:: RECORDS FOR THIS TASK ::
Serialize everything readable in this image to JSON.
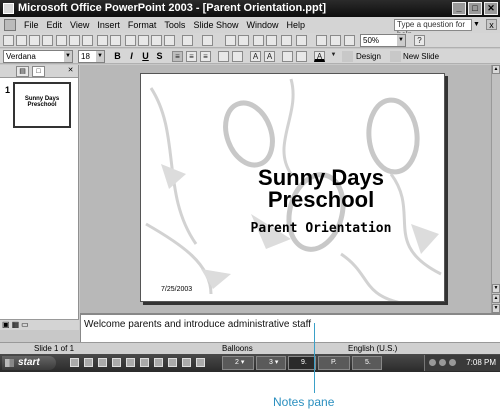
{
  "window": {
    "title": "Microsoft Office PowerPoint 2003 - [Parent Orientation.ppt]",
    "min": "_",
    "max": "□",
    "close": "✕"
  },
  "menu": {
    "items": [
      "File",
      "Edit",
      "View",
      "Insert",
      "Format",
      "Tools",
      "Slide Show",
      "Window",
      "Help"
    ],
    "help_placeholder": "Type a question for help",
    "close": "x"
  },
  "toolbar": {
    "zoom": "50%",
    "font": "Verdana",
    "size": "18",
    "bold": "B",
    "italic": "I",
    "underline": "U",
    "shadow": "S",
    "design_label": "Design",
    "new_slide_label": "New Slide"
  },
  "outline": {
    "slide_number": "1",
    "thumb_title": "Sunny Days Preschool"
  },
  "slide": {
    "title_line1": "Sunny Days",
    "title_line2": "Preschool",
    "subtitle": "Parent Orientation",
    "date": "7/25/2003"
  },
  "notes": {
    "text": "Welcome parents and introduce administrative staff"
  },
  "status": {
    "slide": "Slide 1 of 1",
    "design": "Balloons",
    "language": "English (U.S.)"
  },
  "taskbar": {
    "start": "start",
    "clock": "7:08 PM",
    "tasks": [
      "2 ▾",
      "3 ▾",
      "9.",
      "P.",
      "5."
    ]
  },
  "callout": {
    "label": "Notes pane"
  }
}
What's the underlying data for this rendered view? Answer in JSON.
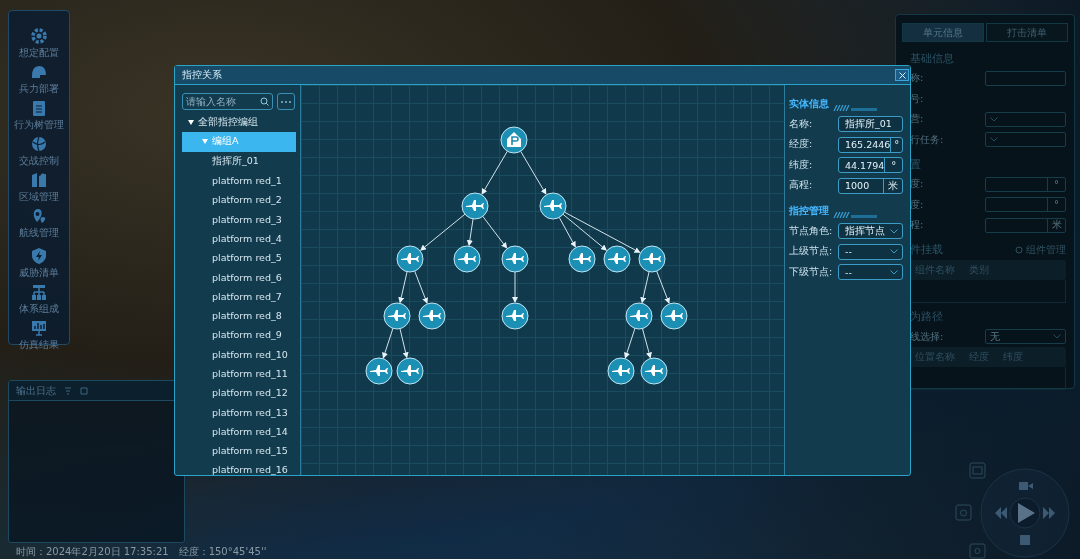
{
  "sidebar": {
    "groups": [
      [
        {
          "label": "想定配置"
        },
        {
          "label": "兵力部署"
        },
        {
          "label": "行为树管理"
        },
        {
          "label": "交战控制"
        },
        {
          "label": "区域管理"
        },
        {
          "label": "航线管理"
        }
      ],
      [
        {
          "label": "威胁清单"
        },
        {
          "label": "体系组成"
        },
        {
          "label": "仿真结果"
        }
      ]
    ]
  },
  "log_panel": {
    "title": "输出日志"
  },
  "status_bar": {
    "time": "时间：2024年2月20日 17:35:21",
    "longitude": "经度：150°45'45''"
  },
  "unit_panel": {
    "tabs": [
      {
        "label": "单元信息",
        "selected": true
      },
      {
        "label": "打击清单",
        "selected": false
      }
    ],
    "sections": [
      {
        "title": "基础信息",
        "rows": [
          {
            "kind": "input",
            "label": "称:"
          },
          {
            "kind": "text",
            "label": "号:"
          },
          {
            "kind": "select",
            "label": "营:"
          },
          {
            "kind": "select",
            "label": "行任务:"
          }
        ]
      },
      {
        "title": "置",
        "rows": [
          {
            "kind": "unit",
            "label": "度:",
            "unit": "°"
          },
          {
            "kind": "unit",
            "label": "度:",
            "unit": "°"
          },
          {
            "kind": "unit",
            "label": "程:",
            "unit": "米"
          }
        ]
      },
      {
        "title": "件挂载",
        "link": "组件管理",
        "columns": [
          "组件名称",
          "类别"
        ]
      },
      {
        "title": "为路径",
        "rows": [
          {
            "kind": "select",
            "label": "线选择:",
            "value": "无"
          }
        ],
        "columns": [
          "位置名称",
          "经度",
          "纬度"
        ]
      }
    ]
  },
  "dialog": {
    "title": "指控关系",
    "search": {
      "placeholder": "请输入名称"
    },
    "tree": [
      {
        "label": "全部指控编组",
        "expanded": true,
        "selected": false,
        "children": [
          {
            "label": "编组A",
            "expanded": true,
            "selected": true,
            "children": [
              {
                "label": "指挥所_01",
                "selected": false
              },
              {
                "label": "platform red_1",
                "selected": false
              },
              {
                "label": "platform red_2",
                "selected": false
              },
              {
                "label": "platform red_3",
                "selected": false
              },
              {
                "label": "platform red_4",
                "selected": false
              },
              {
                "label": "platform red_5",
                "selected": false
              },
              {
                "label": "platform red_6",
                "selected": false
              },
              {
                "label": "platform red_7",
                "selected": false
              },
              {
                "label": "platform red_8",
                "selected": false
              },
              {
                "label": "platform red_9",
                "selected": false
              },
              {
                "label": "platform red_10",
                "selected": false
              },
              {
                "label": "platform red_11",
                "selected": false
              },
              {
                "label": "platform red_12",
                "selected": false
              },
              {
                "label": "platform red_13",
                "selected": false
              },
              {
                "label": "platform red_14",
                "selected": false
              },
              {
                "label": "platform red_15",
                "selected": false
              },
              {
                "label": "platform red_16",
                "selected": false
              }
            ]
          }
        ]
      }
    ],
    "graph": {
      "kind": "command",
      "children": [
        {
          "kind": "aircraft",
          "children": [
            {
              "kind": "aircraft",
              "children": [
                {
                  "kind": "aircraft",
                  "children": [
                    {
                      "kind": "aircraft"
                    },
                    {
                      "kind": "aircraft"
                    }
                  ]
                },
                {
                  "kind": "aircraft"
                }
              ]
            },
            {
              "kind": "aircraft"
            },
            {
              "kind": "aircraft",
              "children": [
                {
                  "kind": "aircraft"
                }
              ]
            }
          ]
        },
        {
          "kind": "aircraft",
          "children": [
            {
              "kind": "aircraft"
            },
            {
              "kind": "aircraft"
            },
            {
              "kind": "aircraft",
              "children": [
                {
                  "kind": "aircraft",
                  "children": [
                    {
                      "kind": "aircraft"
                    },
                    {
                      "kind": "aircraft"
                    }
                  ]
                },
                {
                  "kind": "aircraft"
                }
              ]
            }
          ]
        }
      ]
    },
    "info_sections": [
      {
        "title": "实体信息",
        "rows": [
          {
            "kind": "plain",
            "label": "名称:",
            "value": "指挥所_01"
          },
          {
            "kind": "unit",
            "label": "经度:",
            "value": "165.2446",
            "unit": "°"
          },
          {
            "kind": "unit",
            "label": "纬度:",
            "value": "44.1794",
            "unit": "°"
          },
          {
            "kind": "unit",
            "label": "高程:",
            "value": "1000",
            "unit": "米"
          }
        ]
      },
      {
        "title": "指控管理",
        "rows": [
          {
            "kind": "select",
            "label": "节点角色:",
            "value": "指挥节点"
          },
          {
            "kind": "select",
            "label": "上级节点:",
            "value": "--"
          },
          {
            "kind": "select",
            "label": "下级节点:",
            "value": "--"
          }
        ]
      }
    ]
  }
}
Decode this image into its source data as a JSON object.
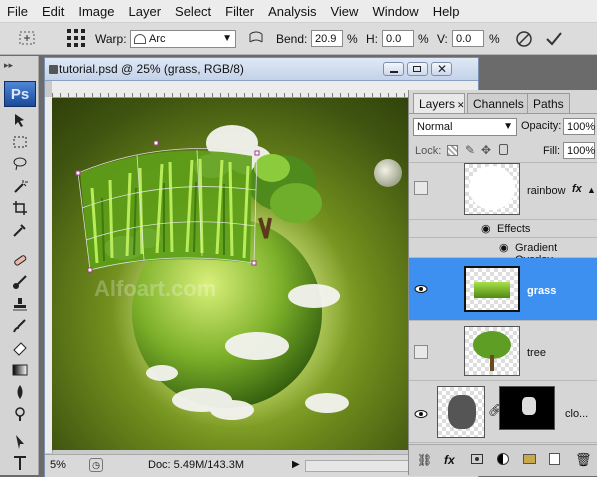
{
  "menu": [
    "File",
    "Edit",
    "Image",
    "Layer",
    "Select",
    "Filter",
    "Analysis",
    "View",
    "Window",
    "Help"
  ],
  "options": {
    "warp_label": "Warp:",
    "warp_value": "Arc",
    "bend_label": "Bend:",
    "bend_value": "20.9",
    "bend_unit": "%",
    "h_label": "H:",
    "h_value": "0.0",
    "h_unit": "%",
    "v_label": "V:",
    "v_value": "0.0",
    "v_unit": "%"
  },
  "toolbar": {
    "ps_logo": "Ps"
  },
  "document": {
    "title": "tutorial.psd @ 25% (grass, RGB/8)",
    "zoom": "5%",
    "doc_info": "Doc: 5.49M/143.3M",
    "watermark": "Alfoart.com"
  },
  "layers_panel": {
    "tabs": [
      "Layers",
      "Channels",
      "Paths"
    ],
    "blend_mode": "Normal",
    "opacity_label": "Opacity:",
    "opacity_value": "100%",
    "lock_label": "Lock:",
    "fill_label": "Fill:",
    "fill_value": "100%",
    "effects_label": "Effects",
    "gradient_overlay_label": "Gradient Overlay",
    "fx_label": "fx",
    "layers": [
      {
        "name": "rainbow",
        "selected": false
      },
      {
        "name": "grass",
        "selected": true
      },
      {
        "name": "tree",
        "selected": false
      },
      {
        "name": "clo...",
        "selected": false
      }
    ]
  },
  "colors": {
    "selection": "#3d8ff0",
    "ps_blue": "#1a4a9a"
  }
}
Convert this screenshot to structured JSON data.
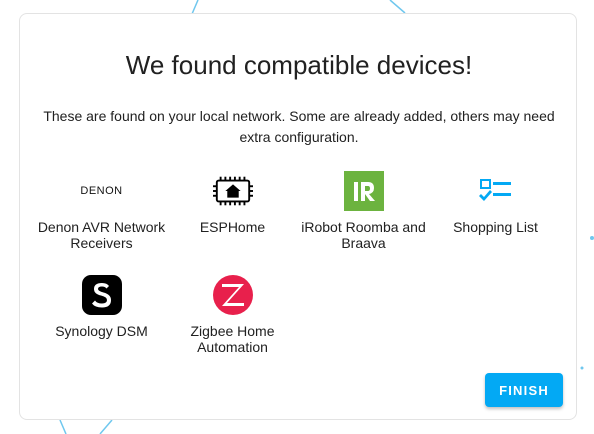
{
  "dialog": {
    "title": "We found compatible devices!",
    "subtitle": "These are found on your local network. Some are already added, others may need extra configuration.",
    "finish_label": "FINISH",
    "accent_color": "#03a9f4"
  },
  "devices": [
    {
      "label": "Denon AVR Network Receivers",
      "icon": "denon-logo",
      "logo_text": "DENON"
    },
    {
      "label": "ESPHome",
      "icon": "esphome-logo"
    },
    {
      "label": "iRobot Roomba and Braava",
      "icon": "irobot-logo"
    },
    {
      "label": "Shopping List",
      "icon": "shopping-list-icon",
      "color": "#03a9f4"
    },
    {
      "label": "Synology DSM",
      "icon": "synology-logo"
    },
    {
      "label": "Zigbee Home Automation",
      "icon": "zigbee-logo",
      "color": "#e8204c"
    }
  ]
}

:: YOUR TASK ::
Track down every line with the word "data" and copy it.

:: SOLUTION TO THE EXERCISE ::
What's the underlying data for this rendered view? Answer in JSON.
Decode this image into its source data as a JSON object.
Convert this screenshot to structured JSON data.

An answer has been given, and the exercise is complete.